▶ [TASK PROMPT] Transcribe the lines below verbatim, skipping the images.

□ □ □

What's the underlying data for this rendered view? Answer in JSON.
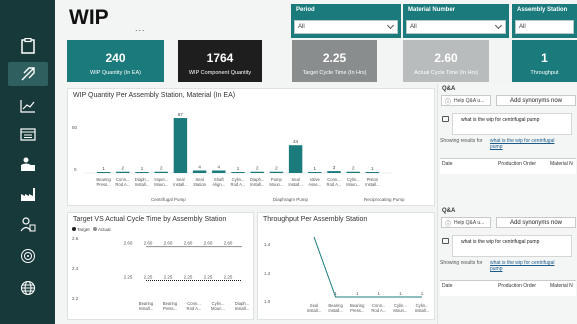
{
  "page": {
    "title": "WIP",
    "more": "..."
  },
  "sidebar": {
    "items": [
      {
        "icon": "clipboard-icon",
        "active": false
      },
      {
        "icon": "feather-icon",
        "active": true
      },
      {
        "icon": "line-chart-icon",
        "active": false
      },
      {
        "icon": "calendar-icon",
        "active": false
      },
      {
        "icon": "worker-icon",
        "active": false
      },
      {
        "icon": "factory-icon",
        "active": false
      },
      {
        "icon": "people-icon",
        "active": false
      },
      {
        "icon": "target-icon",
        "active": false
      },
      {
        "icon": "globe-icon",
        "active": false
      }
    ]
  },
  "filters": [
    {
      "label": "Period",
      "value": "All"
    },
    {
      "label": "Material Number",
      "value": "All"
    },
    {
      "label": "Assembly Station",
      "value": "All"
    }
  ],
  "kpis": [
    {
      "value": "240",
      "label": "WIP Quantity (In EA)"
    },
    {
      "value": "1764",
      "label": "WIP Component Quantity"
    },
    {
      "value": "2.25",
      "label": "Target Cycle Time (In Hrs)"
    },
    {
      "value": "2.60",
      "label": "Actual Cycle Time (In Hrs)"
    },
    {
      "value": "1",
      "label": "Throughput"
    }
  ],
  "colors": {
    "teal": "#1b7b7c",
    "dark": "#18393a",
    "black": "#1e1e1e",
    "gray": "#8a8d8d"
  },
  "wip_chart": {
    "title": "WIP Quantity Per Assembly Station, Material (In EA)",
    "y_ticks": [
      "50",
      "0"
    ],
    "groups": [
      "Centrifugal Pump",
      "Diaphragm Pump",
      "Reciprocating Pump"
    ],
    "chart_data": {
      "type": "bar",
      "categories": [
        "Bearing Press...",
        "Conn... Rod A...",
        "Diaph... Install...",
        "Impel... Moun...",
        "Seal Install...",
        "Seal Station",
        "Shaft Align...",
        "Cylin... Rod A...",
        "Diaph... Install...",
        "Pump Moun...",
        "Seal Install...",
        "Valve Asse...",
        "Conn... Rod A...",
        "Cylin... Moun...",
        "Piston Install..."
      ],
      "values": [
        1,
        2,
        1,
        2,
        87,
        4,
        4,
        1,
        2,
        2,
        44,
        1,
        3,
        2,
        1
      ],
      "ylim": [
        0,
        95
      ]
    }
  },
  "cycle_chart": {
    "title": "Target VS Actual Cycle Time by Assembly Station",
    "legend": [
      "Target",
      "Actual"
    ],
    "y_ticks": [
      "2.6",
      "2.4",
      "2.2"
    ],
    "chart_data": {
      "type": "line",
      "categories": [
        "Bearing Install...",
        "Bearing Press...",
        "Conn... Rod A...",
        "Cylin... Moun...",
        "Diaph... Install..."
      ],
      "series": [
        {
          "name": "Actual",
          "values": [
            2.6,
            2.6,
            2.6,
            2.6,
            2.6
          ]
        },
        {
          "name": "Target",
          "values": [
            2.25,
            2.25,
            2.25,
            2.25,
            2.25
          ]
        }
      ],
      "value_labels": {
        "Actual": [
          "2.60",
          "2.60",
          "2.60",
          "2.60",
          "2.60",
          "2.60"
        ],
        "Target": [
          "2.25",
          "2.25",
          "2.25",
          "2.25",
          "2.25",
          "2.25"
        ]
      }
    }
  },
  "throughput_chart": {
    "title": "Throughput Per Assembly Station",
    "y_ticks": [
      "1.4",
      "1.2",
      "1.0"
    ],
    "chart_data": {
      "type": "line",
      "categories": [
        "Seal Install...",
        "Bearing Install...",
        "Bearing Press...",
        "Conn... Rod A...",
        "Cylin... Moun...",
        "Cylin... Install..."
      ],
      "values": [
        1.5,
        1.0,
        1.0,
        1.0,
        1.0,
        1.0
      ],
      "point_labels": [
        "",
        "1",
        "1",
        "1",
        "1",
        "1"
      ]
    }
  },
  "qa_panels": [
    {
      "title": "Q&A",
      "dropdown": "Help Q&A u...",
      "synonyms_button": "Add synonyms now",
      "question": "what is the wip for centrifugal pump",
      "showing": "Showing results for",
      "result_link": "what is the wip for centrifugal pump",
      "table_headers": [
        "Date",
        "Production Order",
        "Material N"
      ]
    },
    {
      "title": "Q&A",
      "dropdown": "Help Q&A u...",
      "synonyms_button": "Add synonyms now",
      "question": "what is the wip for centrifugal pump",
      "showing": "Showing results for",
      "result_link": "what is the wip for centrifugal pump",
      "table_headers": [
        "Date",
        "Production Order",
        "Material N"
      ]
    }
  ]
}
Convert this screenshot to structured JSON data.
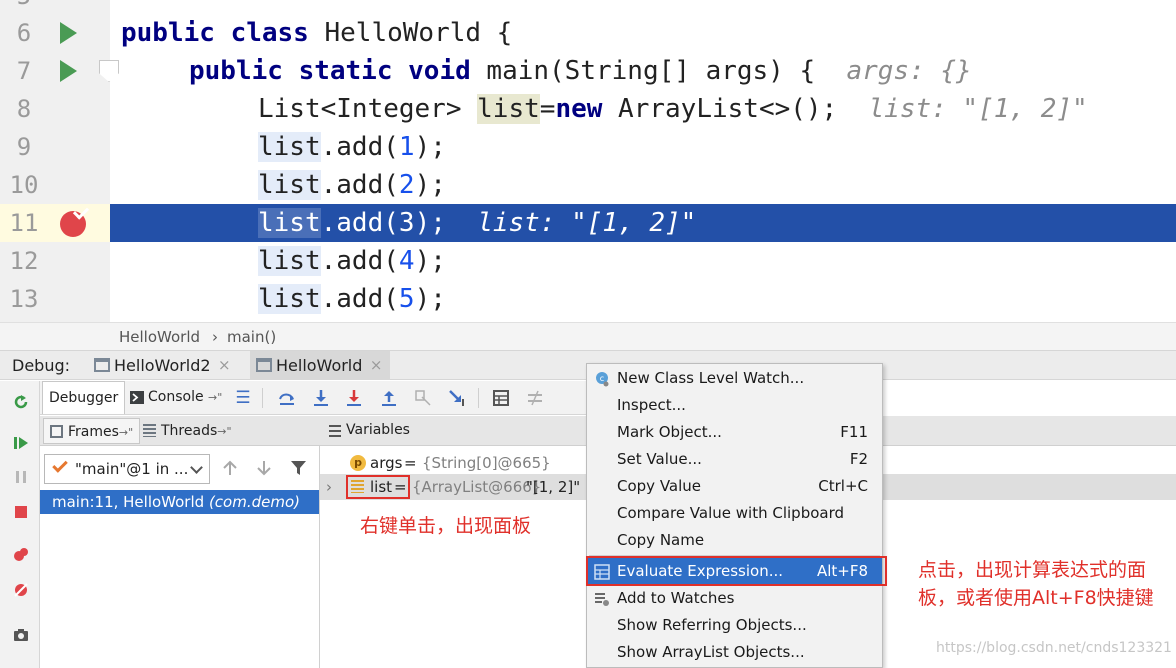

□ □ □

▶ [COMPLETE OUTPUT]
What's the underlying data for this rendered view? Answer in JSON.
{
  "page": {
    "title": "WIP",
    "more": "..."
  },
  "sidebar": {
    "items": [
      {
        "icon": "clipboard-icon",
        "active": false
      },
      {
        "icon": "feather-icon",
        "active": true
      },
      {
        "icon": "line-chart-icon",
        "active": false
      },
      {
        "icon": "calendar-icon",
        "active": false
      },
      {
        "icon": "worker-icon",
        "active": false
      },
      {
        "icon": "factory-icon",
        "active": false
      },
      {
        "icon": "people-icon",
        "active": false
      },
      {
        "icon": "target-icon",
        "active": false
      },
      {
        "icon": "globe-icon",
        "active": false
      }
    ]
  },
  "filters": [
    {
      "label": "Period",
      "value": "All"
    },
    {
      "label": "Material Number",
      "value": "All"
    },
    {
      "label": "Assembly Station",
      "value": "All"
    }
  ],
  "kpis": [
    {
      "value": "240",
      "label": "WIP Quantity (In EA)"
    },
    {
      "value": "1764",
      "label": "WIP Component Quantity"
    },
    {
      "value": "2.25",
      "label": "Target Cycle Time (In Hrs)"
    },
    {
      "value": "2.60",
      "label": "Actual Cycle Time (In Hrs)"
    },
    {
      "value": "1",
      "label": "Throughput"
    }
  ],
  "colors": {
    "teal": "#1b7b7c",
    "dark": "#18393a",
    "black": "#1e1e1e",
    "gray": "#8a8d8d"
  },
  "wip_chart": {
    "title": "WIP Quantity Per Assembly Station, Material (In EA)",
    "y_ticks": [
      "50",
      "0"
    ],
    "groups": [
      "Centrifugal Pump",
      "Diaphragm Pump",
      "Reciprocating Pump"
    ],
    "chart_data": {
      "type": "bar",
      "categories": [
        "Bearing Press...",
        "Conn... Rod A...",
        "Diaph... Install...",
        "Impel... Moun...",
        "Seal Install...",
        "Seal Station",
        "Shaft Align...",
        "Cylin... Rod A...",
        "Diaph... Install...",
        "Pump Moun...",
        "Seal Install...",
        "Valve Asse...",
        "Conn... Rod A...",
        "Cylin... Moun...",
        "Piston Install..."
      ],
      "values": [
        1,
        2,
        1,
        2,
        87,
        4,
        4,
        1,
        2,
        2,
        44,
        1,
        3,
        2,
        1
      ],
      "ylim": [
        0,
        95
      ]
    }
  },
  "cycle_chart": {
    "title": "Target VS Actual Cycle Time by Assembly Station",
    "legend": [
      "Target",
      "Actual"
    ],
    "y_ticks": [
      "2.6",
      "2.4",
      "2.2"
    ],
    "chart_data": {
      "type": "line",
      "categories": [
        "Bearing Install...",
        "Bearing Press...",
        "Conn... Rod A...",
        "Cylin... Moun...",
        "Diaph... Install..."
      ],
      "series": [
        {
          "name": "Actual",
          "values": [
            2.6,
            2.6,
            2.6,
            2.6,
            2.6
          ]
        },
        {
          "name": "Target",
          "values": [
            2.25,
            2.25,
            2.25,
            2.25,
            2.25
          ]
        }
      ],
      "value_labels": {
        "Actual": [
          "2.60",
          "2.60",
          "2.60",
          "2.60",
          "2.60",
          "2.60"
        ],
        "Target": [
          "2.25",
          "2.25",
          "2.25",
          "2.25",
          "2.25",
          "2.25"
        ]
      }
    }
  },
  "throughput_chart": {
    "title": "Throughput Per Assembly Station",
    "y_ticks": [
      "1.4",
      "1.2",
      "1.0"
    ],
    "chart_data": {
      "type": "line",
      "categories": [
        "Seal Install...",
        "Bearing Install...",
        "Bearing Press...",
        "Conn... Rod A...",
        "Cylin... Moun...",
        "Cylin... Install..."
      ],
      "values": [
        1.5,
        1.0,
        1.0,
        1.0,
        1.0,
        1.0
      ],
      "point_labels": [
        "",
        "1",
        "1",
        "1",
        "1",
        "1"
      ]
    }
  },
  "qa_panels": [
    {
      "title": "Q&A",
      "dropdown": "Help Q&A u...",
      "synonyms_button": "Add synonyms now",
      "question": "what is the wip for centrifugal pump",
      "showing": "Showing results for",
      "result_link": "what is the wip for centrifugal pump",
      "table_headers": [
        "Date",
        "Production Order",
        "Material N"
      ]
    },
    {
      "title": "Q&A",
      "dropdown": "Help Q&A u...",
      "synonyms_button": "Add synonyms now",
      "question": "what is the wip for centrifugal pump",
      "showing": "Showing results for",
      "result_link": "what is the wip for centrifugal pump",
      "table_headers": [
        "Date",
        "Production Order",
        "Material N"
      ]
    }
  ]
}
Convert this screenshot to structured JSON data.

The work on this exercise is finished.